INSTRUCTIONS TO FOLLOW: Return the number of lines that include the string "Mapping", without any other text.

DATASET ENTRIES:
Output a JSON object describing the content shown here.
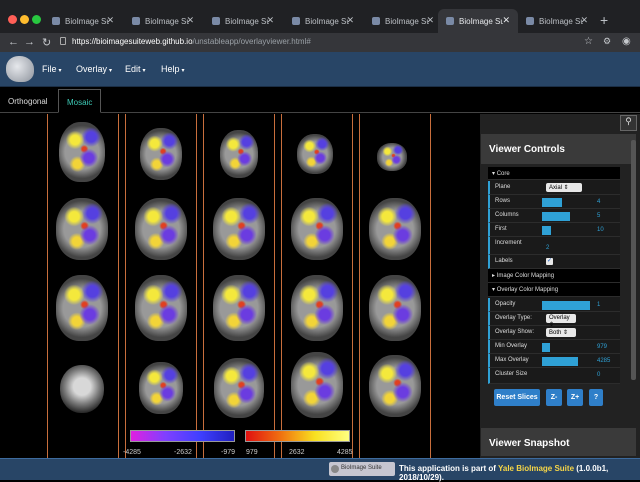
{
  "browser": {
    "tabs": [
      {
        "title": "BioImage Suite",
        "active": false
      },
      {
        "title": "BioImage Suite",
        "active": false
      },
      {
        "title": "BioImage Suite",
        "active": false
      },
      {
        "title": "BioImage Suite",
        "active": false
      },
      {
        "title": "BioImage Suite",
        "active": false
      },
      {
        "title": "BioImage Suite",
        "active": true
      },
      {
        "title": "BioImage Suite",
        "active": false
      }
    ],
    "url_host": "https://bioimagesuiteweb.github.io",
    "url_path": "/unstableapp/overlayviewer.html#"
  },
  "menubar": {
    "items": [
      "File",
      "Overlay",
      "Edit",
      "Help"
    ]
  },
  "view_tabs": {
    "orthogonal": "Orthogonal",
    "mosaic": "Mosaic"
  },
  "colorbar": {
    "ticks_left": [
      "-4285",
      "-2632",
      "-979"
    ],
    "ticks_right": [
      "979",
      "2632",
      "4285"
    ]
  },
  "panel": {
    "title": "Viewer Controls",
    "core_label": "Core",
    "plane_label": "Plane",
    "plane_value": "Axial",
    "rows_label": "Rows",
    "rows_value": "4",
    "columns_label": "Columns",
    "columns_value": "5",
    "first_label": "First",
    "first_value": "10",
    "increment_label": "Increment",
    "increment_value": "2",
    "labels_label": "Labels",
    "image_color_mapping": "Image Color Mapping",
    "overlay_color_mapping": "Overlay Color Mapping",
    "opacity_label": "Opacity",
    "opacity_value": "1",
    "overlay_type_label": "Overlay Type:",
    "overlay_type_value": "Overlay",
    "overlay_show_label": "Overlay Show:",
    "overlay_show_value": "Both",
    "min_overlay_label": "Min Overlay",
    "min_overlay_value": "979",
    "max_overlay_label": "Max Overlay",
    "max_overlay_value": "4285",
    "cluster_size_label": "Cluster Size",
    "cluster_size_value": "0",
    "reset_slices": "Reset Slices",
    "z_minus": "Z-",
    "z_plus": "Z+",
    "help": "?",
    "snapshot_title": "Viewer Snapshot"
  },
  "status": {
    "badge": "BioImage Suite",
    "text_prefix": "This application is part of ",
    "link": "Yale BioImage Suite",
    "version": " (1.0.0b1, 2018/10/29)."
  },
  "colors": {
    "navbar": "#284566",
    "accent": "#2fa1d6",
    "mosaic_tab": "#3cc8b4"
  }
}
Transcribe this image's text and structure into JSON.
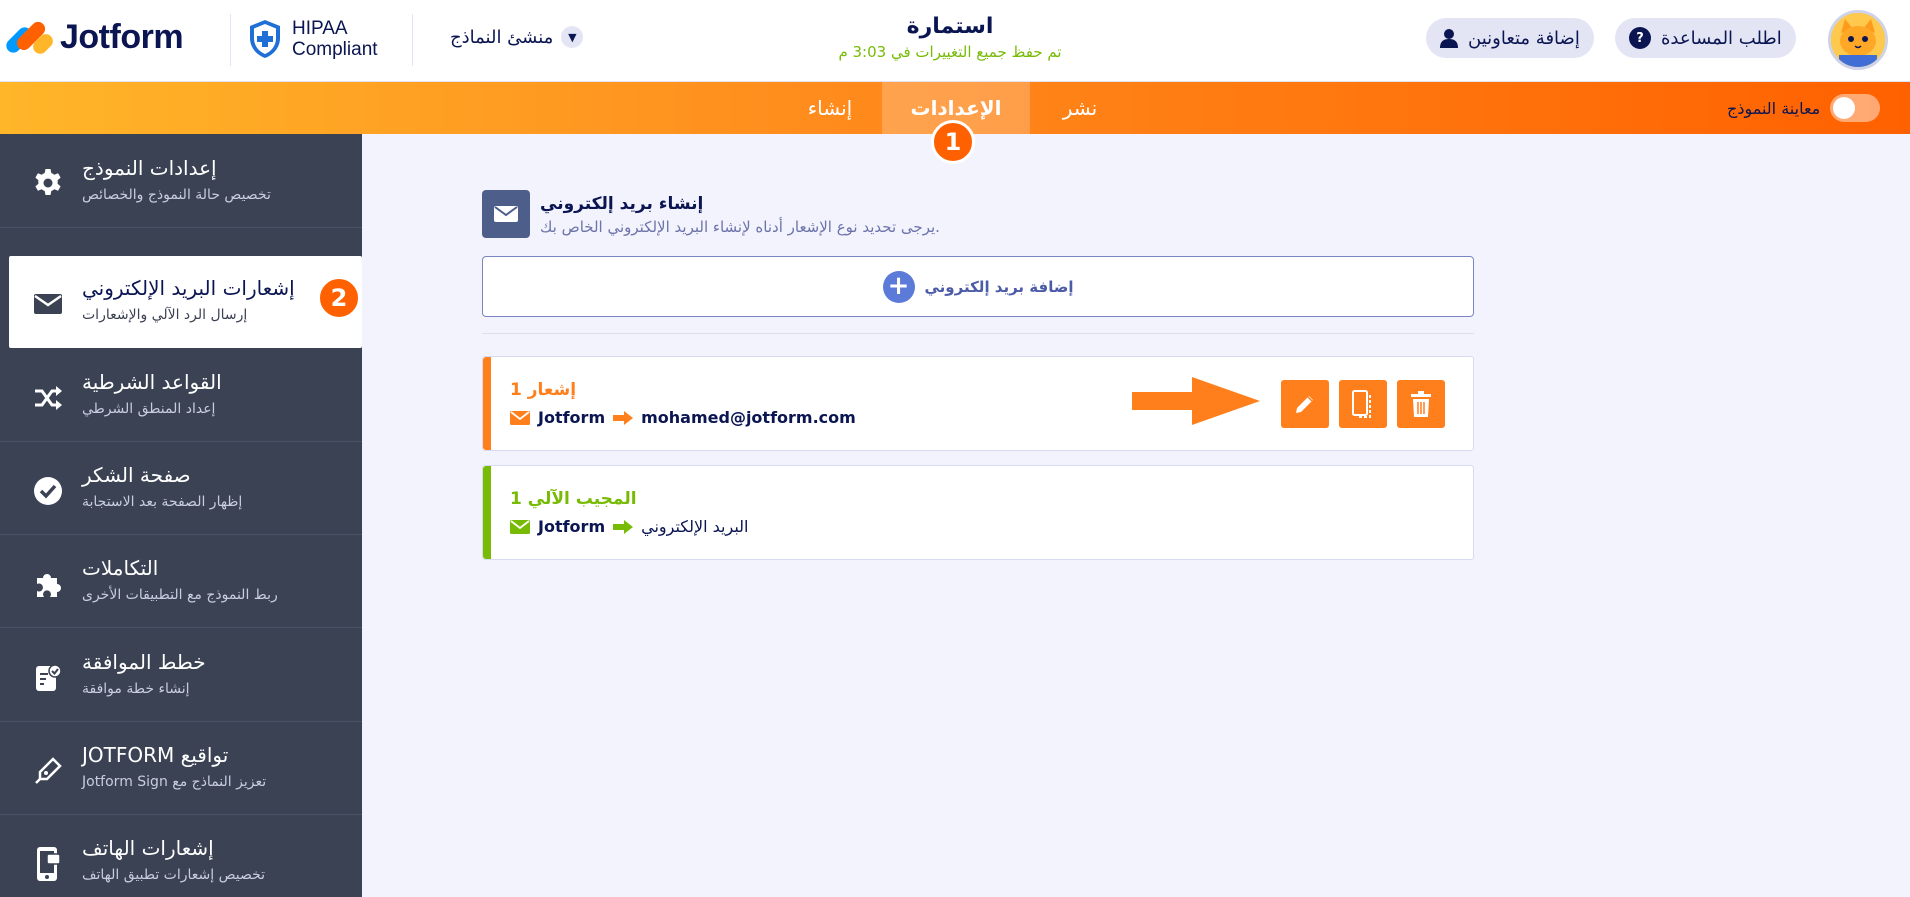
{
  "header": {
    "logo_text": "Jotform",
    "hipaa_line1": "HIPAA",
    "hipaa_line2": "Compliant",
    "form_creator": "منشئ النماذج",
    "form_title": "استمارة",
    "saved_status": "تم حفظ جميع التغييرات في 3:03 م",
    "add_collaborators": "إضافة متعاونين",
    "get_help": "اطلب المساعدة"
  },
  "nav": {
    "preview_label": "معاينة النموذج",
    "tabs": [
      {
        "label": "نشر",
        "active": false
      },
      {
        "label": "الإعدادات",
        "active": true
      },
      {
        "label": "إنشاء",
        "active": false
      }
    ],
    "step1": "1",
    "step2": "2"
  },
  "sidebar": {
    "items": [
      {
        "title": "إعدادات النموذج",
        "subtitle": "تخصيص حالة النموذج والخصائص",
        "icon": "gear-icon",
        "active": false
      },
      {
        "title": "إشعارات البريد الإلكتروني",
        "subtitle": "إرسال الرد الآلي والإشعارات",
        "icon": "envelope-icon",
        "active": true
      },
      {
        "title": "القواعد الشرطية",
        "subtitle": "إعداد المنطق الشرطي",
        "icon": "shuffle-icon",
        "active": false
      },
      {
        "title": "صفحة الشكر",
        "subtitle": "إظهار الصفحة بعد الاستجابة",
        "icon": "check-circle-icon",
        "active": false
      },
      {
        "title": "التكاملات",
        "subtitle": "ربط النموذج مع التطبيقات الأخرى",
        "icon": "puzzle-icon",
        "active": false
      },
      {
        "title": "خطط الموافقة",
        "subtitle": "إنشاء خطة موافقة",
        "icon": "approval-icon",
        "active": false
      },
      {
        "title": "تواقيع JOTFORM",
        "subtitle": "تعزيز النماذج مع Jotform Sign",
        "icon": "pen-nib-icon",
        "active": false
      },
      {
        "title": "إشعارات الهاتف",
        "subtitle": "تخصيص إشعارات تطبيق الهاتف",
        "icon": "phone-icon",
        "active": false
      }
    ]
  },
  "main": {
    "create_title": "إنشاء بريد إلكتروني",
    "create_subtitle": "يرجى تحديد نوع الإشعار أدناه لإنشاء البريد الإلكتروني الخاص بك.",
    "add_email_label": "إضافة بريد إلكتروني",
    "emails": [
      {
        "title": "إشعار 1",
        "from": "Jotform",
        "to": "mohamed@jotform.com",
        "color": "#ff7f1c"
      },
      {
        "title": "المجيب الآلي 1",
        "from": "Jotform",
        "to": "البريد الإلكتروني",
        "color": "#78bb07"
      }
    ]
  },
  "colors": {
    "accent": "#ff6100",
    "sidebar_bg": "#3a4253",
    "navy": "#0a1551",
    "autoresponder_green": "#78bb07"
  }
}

* * *

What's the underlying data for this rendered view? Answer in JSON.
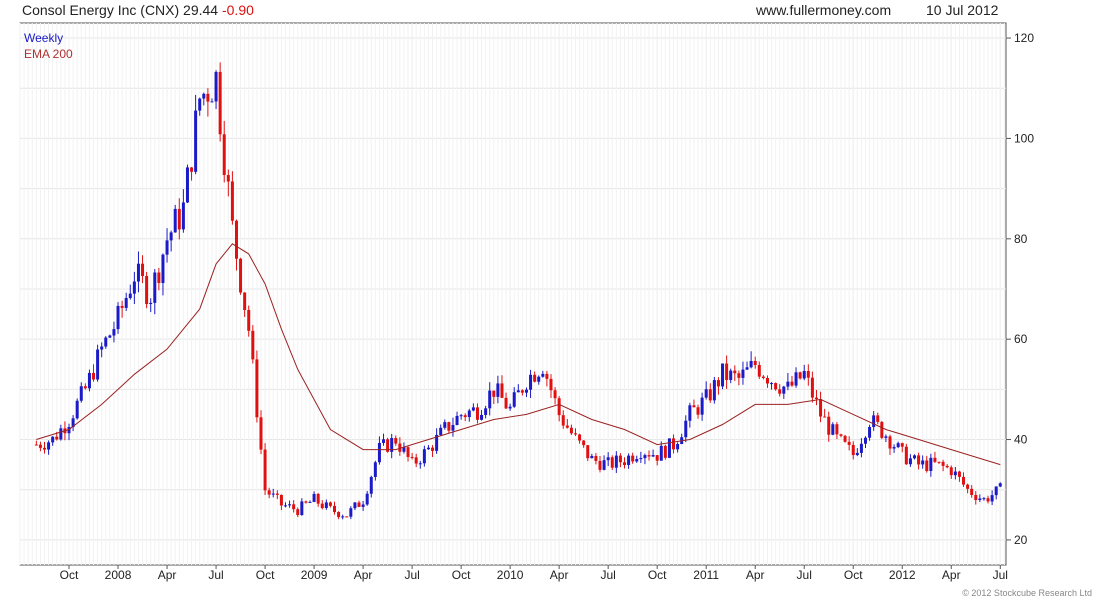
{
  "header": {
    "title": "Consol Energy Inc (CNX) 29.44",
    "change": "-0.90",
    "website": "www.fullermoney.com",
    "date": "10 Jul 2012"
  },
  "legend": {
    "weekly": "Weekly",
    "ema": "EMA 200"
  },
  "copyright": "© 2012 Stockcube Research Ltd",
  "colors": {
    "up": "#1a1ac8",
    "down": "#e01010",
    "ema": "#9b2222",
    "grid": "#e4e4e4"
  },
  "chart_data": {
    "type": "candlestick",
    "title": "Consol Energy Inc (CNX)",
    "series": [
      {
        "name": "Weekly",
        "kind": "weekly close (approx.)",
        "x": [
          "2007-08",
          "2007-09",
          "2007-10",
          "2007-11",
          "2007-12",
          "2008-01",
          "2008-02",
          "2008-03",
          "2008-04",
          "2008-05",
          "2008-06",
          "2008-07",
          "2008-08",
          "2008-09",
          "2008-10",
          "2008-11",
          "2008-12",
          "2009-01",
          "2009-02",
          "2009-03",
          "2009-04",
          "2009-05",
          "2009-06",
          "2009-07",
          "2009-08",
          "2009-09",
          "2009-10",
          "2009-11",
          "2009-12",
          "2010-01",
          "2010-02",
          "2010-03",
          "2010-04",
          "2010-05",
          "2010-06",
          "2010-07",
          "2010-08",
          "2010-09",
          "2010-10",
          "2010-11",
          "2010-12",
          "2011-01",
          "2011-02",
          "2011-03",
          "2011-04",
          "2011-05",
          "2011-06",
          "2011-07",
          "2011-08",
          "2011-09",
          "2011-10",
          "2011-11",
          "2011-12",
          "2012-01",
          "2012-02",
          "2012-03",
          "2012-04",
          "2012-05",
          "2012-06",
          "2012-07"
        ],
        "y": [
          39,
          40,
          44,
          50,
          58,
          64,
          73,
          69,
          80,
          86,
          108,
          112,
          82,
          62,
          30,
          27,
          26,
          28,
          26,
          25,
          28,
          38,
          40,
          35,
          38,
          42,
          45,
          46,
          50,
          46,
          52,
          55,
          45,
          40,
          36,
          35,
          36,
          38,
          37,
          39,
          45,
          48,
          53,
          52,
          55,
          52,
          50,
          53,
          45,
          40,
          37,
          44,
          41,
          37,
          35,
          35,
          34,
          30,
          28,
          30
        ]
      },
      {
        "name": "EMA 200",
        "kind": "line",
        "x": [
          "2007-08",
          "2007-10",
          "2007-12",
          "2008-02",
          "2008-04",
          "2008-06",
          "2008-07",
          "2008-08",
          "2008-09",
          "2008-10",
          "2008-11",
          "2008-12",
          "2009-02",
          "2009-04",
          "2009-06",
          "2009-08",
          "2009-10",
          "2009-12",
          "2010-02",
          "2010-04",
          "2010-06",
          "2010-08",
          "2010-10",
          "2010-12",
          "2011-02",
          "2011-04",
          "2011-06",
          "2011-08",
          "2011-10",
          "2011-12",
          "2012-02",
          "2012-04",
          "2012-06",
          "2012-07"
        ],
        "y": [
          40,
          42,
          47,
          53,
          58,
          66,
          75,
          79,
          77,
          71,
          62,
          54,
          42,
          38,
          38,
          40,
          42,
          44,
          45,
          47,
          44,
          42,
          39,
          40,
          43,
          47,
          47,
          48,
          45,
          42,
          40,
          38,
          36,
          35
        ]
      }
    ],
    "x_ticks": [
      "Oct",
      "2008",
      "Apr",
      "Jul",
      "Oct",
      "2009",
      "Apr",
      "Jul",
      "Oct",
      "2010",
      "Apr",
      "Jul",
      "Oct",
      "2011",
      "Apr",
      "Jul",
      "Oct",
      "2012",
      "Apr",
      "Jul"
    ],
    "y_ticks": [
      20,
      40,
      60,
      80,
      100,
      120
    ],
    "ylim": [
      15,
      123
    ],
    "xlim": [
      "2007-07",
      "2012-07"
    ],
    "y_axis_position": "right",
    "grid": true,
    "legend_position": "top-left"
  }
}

...

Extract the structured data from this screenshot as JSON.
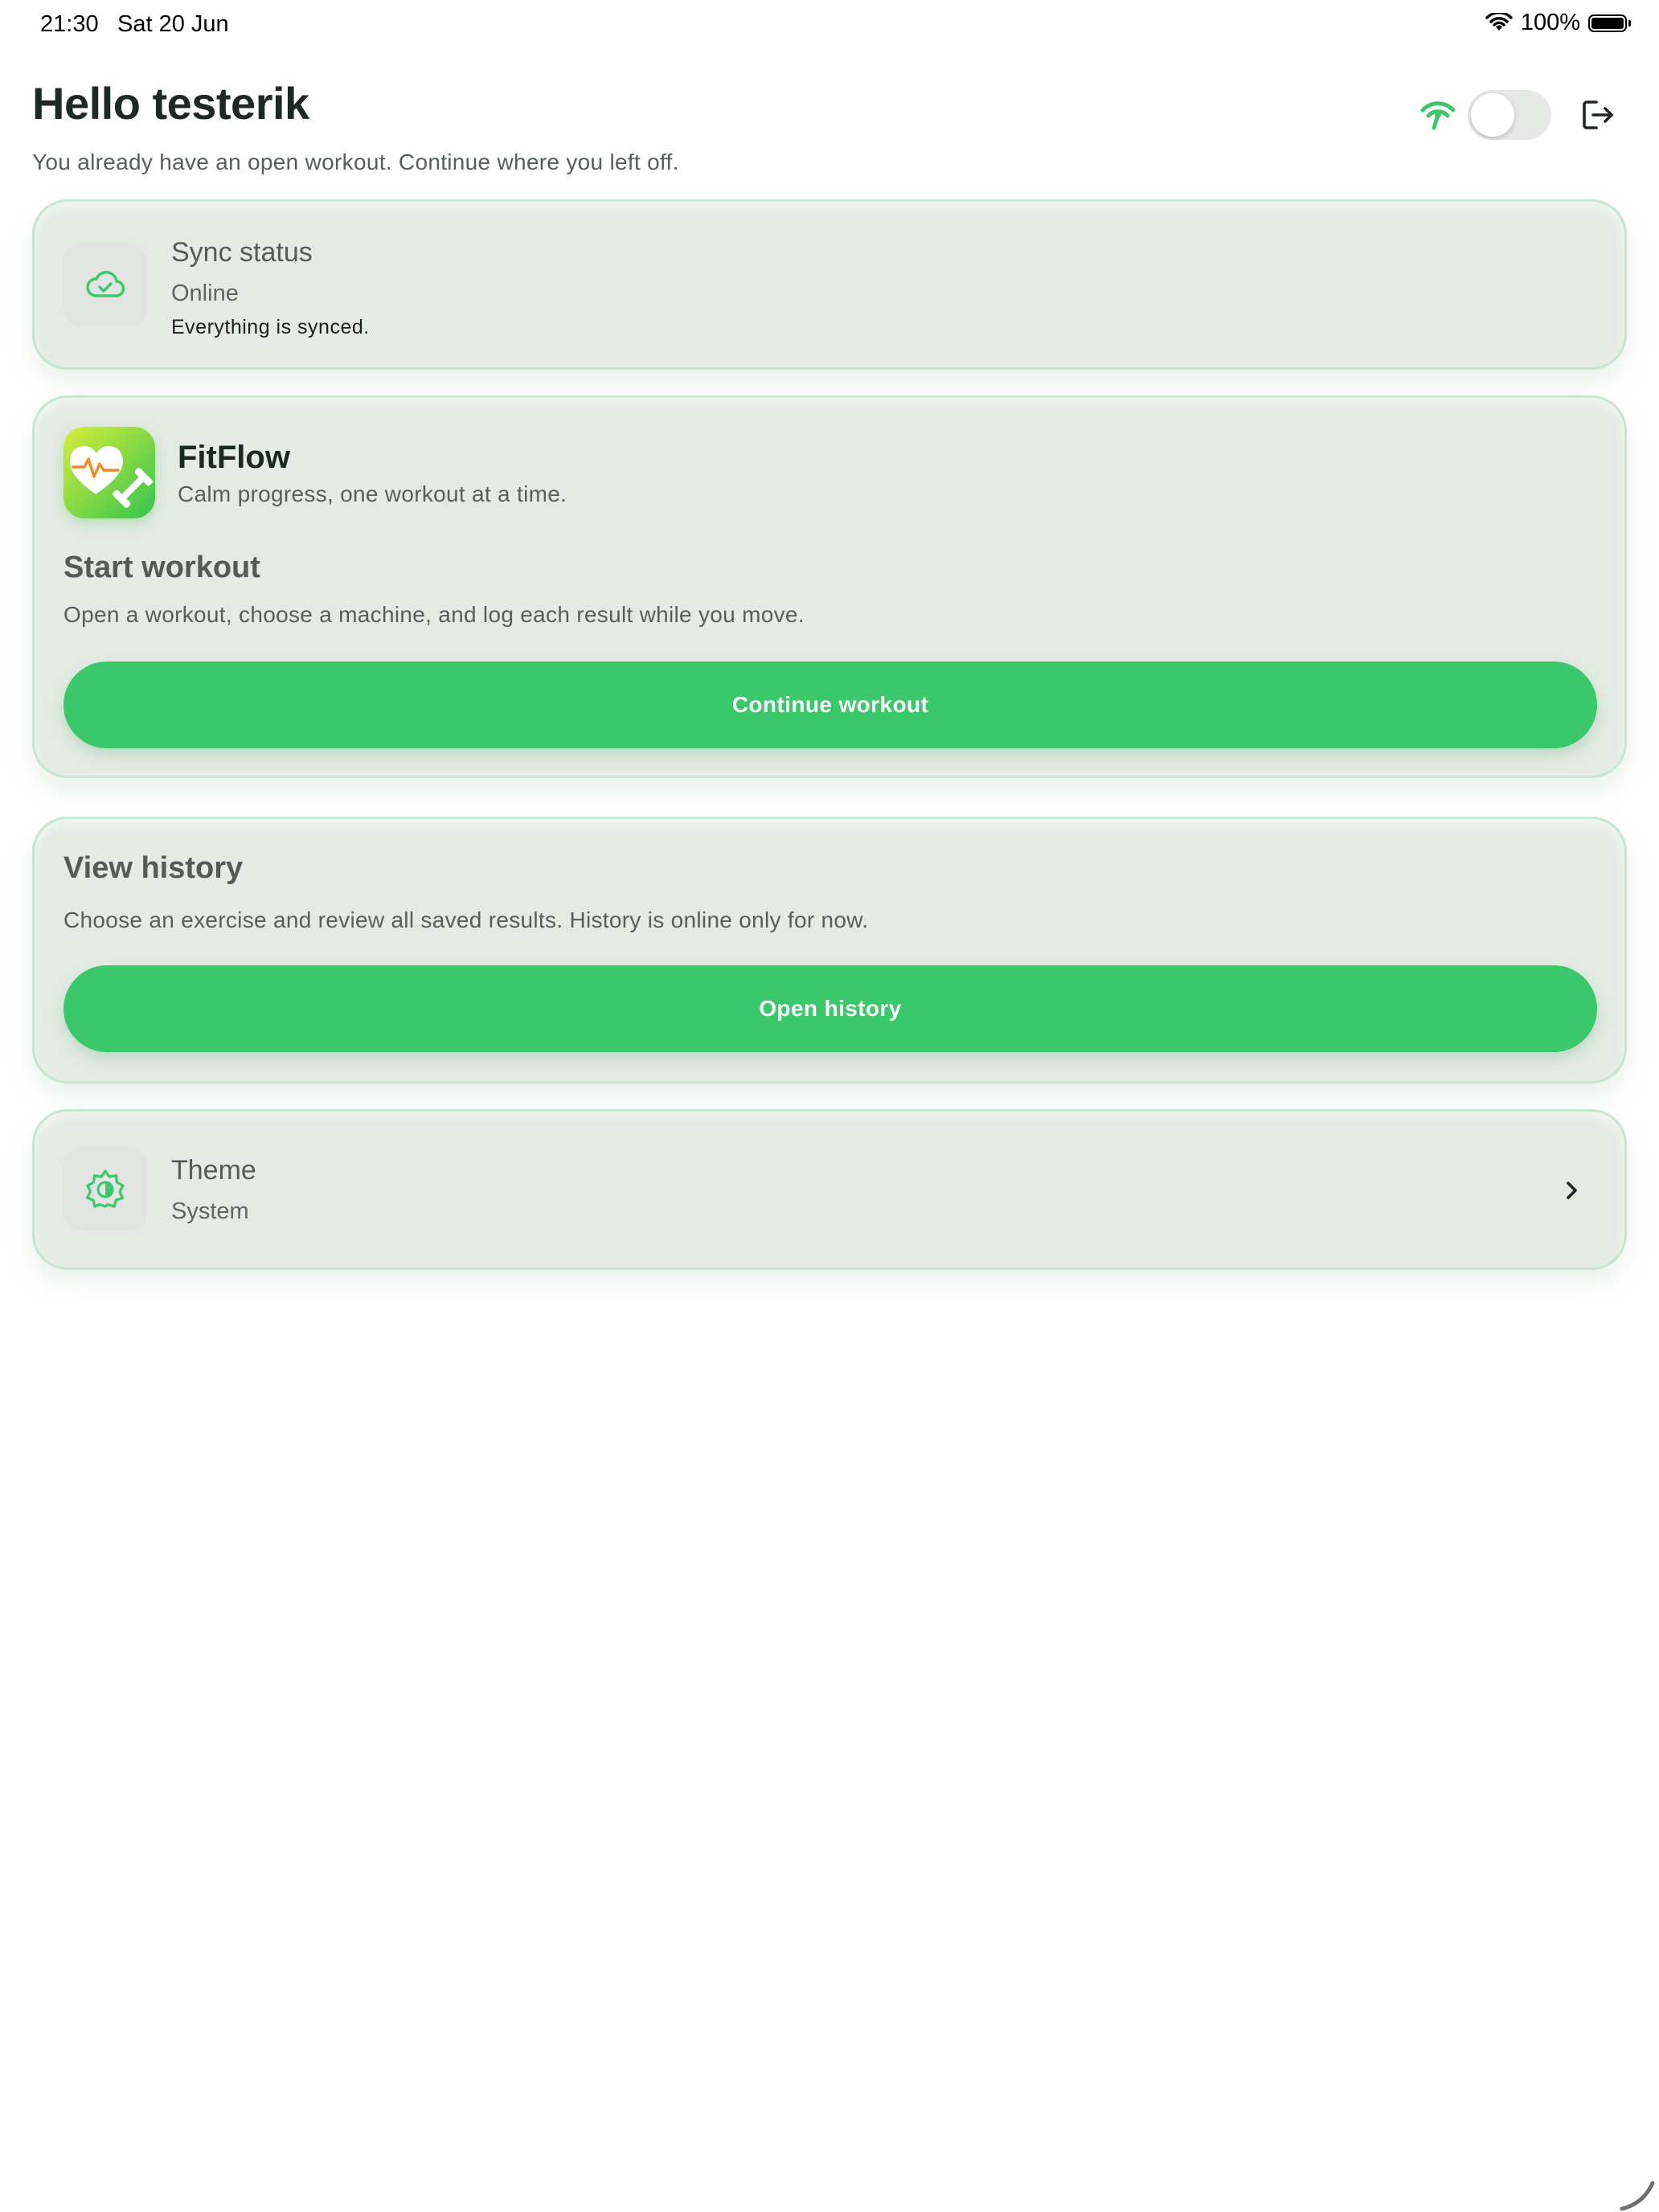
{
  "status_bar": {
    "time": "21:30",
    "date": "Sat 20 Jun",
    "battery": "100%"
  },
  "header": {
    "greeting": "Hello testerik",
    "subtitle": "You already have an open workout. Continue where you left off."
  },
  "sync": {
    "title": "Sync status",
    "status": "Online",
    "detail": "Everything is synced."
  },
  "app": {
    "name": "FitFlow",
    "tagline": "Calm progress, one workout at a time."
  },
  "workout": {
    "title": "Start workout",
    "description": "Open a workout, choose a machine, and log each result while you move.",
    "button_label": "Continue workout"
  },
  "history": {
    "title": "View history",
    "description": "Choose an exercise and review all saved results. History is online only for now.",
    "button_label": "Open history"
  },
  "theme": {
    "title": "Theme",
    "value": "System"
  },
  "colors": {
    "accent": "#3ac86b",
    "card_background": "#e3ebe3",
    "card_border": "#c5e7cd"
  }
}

TASK RESULT: 2